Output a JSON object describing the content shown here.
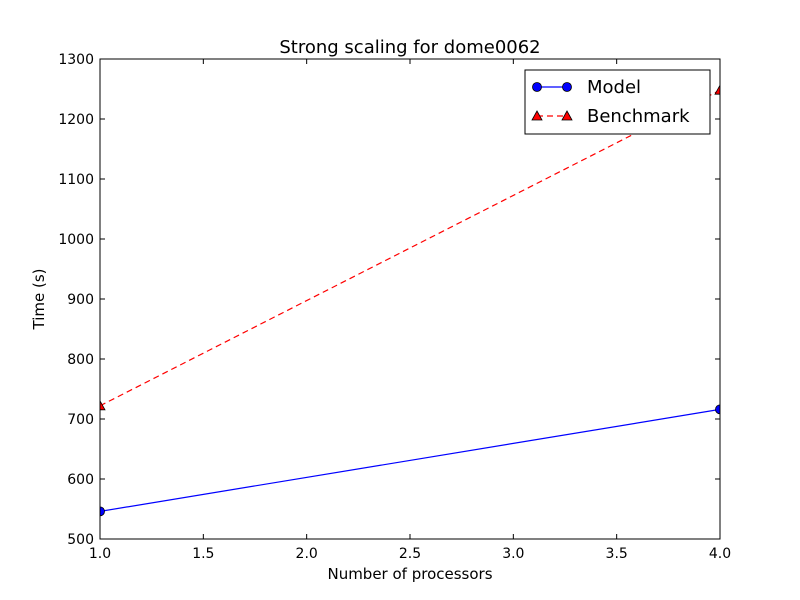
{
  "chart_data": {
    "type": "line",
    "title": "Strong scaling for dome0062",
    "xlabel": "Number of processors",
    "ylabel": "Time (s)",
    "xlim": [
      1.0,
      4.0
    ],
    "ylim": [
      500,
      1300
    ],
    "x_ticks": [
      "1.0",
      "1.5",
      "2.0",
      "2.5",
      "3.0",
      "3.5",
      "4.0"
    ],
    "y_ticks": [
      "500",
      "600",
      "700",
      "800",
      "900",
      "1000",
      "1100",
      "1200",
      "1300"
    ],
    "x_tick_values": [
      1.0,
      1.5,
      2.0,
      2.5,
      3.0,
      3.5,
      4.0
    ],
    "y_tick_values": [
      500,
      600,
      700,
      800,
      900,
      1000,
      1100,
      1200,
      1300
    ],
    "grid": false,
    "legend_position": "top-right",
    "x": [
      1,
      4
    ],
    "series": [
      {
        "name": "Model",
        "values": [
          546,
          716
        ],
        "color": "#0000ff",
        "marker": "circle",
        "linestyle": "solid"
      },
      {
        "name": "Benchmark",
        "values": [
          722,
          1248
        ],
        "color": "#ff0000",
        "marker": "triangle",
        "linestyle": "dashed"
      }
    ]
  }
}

===============

*Exercise goal*.
Exclude the images and reproduce the remaining data exactly.

*Solution for this problem*.
Output a JSON object describing the content shown here.
{
  "chart_data": {
    "type": "line",
    "title": "Strong scaling for dome0062",
    "xlabel": "Number of processors",
    "ylabel": "Time (s)",
    "xlim": [
      1.0,
      4.0
    ],
    "ylim": [
      500,
      1300
    ],
    "x_ticks": [
      "1.0",
      "1.5",
      "2.0",
      "2.5",
      "3.0",
      "3.5",
      "4.0"
    ],
    "y_ticks": [
      "500",
      "600",
      "700",
      "800",
      "900",
      "1000",
      "1100",
      "1200",
      "1300"
    ],
    "x_tick_values": [
      1.0,
      1.5,
      2.0,
      2.5,
      3.0,
      3.5,
      4.0
    ],
    "y_tick_values": [
      500,
      600,
      700,
      800,
      900,
      1000,
      1100,
      1200,
      1300
    ],
    "grid": false,
    "legend_position": "top-right",
    "x": [
      1,
      4
    ],
    "series": [
      {
        "name": "Model",
        "values": [
          546,
          716
        ],
        "color": "#0000ff",
        "marker": "circle",
        "linestyle": "solid"
      },
      {
        "name": "Benchmark",
        "values": [
          722,
          1248
        ],
        "color": "#ff0000",
        "marker": "triangle",
        "linestyle": "dashed"
      }
    ]
  }
}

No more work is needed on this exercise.